YOUR TASK
Your answer is a single number: how many lines hold the word "this"?

(Extracted data entries)
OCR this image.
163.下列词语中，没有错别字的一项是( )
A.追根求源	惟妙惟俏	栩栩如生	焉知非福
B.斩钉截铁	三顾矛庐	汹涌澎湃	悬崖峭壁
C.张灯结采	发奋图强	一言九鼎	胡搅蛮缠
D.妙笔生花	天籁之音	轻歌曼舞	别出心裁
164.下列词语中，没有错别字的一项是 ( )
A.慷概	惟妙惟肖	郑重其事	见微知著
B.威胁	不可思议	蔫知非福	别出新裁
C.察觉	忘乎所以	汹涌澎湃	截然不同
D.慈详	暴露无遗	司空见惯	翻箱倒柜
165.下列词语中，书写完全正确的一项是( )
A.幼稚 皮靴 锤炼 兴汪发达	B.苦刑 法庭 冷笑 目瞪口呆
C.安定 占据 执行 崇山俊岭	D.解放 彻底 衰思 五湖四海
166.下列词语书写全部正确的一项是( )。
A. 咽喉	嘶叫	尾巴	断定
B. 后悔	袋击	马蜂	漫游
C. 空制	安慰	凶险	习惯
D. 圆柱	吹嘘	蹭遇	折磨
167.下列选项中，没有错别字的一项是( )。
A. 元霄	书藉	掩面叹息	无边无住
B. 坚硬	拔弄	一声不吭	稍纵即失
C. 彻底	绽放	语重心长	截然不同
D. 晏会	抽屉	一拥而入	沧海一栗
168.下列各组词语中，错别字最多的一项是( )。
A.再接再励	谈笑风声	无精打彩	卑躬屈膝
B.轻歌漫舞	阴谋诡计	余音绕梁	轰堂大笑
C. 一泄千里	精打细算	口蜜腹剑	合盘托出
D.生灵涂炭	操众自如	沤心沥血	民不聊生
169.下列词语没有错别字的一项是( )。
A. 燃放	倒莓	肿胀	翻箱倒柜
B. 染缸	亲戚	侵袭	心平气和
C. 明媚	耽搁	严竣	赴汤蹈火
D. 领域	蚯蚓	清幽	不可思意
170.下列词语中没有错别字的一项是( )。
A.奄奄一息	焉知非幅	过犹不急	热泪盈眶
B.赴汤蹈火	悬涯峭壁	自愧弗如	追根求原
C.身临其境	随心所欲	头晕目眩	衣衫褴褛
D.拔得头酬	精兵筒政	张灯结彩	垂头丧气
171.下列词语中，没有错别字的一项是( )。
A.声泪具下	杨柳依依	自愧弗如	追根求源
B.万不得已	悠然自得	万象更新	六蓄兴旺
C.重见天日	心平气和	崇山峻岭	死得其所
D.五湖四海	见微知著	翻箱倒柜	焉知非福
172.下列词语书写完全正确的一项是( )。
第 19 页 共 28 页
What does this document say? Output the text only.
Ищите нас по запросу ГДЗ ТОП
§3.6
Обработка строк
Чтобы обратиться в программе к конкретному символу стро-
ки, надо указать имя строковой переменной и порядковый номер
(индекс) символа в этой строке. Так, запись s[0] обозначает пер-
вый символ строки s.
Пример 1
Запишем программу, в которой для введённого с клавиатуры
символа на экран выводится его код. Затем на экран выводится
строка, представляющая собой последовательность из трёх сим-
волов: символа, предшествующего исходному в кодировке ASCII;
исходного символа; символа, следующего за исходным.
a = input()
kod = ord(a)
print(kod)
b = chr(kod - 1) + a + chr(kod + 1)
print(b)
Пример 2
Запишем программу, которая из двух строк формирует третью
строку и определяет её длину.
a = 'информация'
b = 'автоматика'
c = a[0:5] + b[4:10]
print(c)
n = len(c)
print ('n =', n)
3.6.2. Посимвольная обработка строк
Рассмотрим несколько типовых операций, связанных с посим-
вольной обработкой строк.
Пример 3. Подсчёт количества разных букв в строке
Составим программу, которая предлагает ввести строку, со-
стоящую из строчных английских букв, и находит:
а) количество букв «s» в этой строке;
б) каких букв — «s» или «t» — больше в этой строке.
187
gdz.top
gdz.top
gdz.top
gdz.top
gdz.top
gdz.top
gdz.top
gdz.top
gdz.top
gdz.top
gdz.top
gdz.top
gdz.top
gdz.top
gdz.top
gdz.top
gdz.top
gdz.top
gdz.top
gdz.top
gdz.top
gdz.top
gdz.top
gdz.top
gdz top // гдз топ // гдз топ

TASK RESULT
2